SUPPLIED DATA:
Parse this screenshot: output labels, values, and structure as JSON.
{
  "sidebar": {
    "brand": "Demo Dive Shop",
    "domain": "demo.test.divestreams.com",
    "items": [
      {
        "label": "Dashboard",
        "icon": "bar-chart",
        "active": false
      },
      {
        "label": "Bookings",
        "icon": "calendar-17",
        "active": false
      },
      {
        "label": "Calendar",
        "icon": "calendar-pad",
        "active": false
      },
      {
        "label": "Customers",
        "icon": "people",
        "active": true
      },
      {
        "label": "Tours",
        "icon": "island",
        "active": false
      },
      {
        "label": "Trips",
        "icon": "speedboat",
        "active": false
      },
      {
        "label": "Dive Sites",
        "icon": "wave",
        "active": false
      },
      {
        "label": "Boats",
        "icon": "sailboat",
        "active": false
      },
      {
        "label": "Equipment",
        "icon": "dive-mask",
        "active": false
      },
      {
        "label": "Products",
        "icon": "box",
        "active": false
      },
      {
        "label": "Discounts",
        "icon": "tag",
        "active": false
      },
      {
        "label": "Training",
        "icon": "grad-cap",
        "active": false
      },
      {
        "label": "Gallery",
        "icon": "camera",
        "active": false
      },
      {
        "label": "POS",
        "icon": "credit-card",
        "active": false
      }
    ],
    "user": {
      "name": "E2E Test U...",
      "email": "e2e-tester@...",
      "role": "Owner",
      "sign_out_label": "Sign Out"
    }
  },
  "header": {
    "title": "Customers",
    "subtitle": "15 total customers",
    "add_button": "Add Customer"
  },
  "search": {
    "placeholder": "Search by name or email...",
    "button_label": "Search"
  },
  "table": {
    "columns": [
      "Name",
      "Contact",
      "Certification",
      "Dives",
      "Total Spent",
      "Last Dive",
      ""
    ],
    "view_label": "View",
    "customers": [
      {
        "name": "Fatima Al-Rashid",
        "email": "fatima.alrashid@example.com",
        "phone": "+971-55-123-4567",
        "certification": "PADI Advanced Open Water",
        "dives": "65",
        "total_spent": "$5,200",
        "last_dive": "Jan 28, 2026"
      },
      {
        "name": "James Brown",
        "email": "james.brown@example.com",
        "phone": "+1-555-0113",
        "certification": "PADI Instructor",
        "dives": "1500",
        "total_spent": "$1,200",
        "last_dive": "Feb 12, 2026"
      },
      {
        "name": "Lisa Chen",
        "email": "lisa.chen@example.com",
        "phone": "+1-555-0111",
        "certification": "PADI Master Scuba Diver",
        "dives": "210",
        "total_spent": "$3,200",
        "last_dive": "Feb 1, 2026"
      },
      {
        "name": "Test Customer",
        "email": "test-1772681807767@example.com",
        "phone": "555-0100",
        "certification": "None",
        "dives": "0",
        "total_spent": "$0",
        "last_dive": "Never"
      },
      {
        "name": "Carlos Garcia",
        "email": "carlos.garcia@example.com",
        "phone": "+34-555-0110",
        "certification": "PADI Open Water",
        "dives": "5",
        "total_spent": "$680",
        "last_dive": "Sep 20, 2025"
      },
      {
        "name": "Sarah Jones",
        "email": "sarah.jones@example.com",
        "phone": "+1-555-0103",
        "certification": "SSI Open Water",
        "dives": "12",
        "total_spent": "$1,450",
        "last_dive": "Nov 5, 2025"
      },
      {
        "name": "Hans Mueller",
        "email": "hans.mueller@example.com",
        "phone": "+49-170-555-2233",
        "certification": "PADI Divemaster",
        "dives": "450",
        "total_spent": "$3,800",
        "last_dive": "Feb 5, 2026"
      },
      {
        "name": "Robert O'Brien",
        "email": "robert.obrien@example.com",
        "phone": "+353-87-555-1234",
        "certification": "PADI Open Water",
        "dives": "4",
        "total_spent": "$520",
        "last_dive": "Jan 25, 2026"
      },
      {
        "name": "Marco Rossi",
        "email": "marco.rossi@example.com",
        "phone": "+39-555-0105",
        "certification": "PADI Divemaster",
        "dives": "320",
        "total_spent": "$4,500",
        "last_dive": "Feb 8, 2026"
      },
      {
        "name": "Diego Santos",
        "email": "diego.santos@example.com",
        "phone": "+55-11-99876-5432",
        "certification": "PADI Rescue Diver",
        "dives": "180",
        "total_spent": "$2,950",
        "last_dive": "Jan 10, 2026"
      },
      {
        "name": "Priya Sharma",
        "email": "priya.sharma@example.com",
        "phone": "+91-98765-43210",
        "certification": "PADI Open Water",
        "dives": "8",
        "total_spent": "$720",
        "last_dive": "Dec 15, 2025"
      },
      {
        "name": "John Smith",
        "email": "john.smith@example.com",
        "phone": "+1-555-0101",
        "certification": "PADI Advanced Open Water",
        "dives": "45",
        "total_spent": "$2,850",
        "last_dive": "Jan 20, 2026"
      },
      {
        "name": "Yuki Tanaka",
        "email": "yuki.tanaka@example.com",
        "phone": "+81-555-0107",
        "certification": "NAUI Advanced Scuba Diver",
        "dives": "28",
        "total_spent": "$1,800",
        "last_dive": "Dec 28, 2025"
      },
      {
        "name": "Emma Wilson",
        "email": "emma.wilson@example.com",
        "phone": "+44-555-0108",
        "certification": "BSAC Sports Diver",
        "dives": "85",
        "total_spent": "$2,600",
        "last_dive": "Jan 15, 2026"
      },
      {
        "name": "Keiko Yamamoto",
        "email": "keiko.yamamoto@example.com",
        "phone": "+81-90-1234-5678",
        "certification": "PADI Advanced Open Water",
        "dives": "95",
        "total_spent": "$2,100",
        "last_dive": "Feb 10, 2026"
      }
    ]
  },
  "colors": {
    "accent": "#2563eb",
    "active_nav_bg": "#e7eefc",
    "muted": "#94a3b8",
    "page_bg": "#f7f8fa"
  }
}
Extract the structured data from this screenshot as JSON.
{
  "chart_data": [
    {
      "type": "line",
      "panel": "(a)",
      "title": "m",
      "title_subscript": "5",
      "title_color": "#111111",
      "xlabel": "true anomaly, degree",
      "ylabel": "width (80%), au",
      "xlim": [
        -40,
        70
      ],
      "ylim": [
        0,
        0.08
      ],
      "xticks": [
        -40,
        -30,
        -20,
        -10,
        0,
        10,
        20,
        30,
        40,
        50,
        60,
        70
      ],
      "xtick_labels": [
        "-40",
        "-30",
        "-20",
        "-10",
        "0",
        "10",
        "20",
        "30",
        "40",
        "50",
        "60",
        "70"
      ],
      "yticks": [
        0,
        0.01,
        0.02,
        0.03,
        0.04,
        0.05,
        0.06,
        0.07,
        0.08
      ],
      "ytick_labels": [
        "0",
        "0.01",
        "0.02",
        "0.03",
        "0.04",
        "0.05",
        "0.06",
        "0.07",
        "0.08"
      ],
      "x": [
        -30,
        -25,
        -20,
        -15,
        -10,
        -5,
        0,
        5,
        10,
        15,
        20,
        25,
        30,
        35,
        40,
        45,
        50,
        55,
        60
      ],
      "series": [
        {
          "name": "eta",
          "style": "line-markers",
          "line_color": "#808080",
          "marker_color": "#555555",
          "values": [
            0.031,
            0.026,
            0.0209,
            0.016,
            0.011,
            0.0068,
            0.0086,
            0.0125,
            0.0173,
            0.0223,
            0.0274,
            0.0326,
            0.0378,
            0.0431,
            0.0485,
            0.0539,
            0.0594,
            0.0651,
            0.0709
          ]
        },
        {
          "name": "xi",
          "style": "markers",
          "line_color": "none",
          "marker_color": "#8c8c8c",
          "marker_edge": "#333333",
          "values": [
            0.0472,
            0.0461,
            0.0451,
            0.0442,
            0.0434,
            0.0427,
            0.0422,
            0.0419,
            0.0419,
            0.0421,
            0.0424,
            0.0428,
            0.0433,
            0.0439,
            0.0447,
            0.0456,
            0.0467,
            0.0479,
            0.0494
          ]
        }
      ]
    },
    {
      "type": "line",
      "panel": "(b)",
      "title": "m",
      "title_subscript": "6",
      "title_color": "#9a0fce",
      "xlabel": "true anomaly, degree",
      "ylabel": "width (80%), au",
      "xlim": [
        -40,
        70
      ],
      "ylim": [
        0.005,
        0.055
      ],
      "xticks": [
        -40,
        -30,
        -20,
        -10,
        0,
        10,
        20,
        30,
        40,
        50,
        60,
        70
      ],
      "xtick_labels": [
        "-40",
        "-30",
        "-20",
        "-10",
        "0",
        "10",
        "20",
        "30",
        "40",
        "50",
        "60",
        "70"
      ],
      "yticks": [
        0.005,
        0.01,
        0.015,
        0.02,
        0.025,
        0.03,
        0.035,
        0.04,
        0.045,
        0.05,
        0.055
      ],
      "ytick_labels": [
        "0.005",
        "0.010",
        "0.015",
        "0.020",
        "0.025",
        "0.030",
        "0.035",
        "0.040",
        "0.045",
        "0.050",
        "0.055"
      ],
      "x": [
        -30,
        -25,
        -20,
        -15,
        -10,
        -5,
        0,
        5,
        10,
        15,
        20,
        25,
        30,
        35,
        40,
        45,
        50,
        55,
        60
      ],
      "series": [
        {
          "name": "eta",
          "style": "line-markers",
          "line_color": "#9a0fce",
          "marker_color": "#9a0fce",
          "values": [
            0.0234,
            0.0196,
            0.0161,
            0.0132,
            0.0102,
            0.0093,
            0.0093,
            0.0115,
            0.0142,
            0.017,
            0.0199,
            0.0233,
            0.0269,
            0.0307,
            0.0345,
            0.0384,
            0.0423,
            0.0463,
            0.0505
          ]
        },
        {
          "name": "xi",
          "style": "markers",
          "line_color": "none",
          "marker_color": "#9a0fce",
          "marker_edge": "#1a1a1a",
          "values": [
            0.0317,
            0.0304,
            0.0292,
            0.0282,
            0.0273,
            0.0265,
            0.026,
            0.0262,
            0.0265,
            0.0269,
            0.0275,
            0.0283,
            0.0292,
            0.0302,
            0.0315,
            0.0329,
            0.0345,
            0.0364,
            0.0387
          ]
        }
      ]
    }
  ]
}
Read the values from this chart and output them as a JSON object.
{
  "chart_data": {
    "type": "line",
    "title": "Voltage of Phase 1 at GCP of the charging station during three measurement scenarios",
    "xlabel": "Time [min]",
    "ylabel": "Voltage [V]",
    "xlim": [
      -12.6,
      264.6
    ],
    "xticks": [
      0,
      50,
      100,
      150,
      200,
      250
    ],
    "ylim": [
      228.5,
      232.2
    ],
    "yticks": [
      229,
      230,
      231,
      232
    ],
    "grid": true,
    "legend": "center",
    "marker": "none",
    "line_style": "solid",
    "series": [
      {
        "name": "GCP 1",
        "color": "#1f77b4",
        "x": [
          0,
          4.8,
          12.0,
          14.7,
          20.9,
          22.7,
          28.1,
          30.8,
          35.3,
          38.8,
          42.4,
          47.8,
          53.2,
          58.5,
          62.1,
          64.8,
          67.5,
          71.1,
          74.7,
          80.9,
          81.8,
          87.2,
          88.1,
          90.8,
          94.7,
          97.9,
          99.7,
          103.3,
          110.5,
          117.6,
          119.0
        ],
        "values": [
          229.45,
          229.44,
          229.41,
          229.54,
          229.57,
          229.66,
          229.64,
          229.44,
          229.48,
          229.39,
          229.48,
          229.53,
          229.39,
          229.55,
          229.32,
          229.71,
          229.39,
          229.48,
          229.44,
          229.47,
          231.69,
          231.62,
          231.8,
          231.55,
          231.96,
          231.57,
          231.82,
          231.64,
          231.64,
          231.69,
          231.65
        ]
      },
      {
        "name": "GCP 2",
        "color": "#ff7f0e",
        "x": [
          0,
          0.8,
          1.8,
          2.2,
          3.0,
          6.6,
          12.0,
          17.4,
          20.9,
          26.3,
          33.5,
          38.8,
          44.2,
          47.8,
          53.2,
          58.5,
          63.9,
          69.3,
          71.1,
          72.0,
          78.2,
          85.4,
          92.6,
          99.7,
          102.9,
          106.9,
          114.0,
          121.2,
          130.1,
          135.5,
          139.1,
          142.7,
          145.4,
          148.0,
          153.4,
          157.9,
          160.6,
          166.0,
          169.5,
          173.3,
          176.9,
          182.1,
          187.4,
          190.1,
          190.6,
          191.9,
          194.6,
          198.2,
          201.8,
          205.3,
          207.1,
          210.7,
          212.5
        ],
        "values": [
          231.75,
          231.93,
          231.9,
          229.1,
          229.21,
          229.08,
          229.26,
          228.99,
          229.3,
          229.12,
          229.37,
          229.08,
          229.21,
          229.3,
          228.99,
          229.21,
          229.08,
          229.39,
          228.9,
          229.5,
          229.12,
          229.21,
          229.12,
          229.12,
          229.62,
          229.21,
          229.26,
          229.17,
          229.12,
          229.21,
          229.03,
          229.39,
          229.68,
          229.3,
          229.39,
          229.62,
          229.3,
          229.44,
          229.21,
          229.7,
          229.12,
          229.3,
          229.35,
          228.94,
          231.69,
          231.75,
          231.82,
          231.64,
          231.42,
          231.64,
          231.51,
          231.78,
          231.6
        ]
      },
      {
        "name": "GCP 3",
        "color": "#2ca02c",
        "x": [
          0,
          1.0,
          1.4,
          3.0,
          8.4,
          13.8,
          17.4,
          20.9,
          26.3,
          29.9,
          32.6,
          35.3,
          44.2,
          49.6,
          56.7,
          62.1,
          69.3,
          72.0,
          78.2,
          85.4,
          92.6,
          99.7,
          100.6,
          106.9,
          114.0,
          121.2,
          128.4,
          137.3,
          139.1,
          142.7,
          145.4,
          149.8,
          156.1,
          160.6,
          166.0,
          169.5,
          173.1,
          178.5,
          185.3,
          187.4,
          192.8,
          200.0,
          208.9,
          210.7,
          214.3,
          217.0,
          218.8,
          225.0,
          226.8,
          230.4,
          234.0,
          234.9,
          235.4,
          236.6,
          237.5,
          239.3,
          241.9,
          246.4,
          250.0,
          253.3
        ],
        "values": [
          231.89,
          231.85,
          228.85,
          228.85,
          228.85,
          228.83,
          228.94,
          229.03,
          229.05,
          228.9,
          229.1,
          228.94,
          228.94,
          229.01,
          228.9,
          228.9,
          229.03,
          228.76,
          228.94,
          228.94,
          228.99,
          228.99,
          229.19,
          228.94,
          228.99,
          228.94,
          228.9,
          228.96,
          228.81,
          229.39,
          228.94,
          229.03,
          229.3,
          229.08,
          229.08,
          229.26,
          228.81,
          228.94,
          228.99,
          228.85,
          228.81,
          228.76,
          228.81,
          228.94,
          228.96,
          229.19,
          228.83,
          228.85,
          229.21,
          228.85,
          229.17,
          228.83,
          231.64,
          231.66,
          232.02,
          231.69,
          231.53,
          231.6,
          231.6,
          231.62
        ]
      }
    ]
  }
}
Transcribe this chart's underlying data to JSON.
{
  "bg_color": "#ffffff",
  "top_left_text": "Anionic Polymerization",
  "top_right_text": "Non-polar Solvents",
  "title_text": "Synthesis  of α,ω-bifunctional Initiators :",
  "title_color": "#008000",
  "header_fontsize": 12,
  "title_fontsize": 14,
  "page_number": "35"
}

WHAT YOU HAVE TO DO: Exactly as written, give the line containing "Transcribe this chart's" and all remaining lines of the records.

EXERCISE SOLUTION:
Transcribe this chart's underlying data to JSON.
{
  "bg_color": "#ffffff",
  "top_left_text": "Anionic Polymerization",
  "top_right_text": "Non-polar Solvents",
  "title_text": "Synthesis  of α,ω-bifunctional Initiators :",
  "title_color": "#008000",
  "header_fontsize": 12,
  "title_fontsize": 14,
  "page_number": "35"
}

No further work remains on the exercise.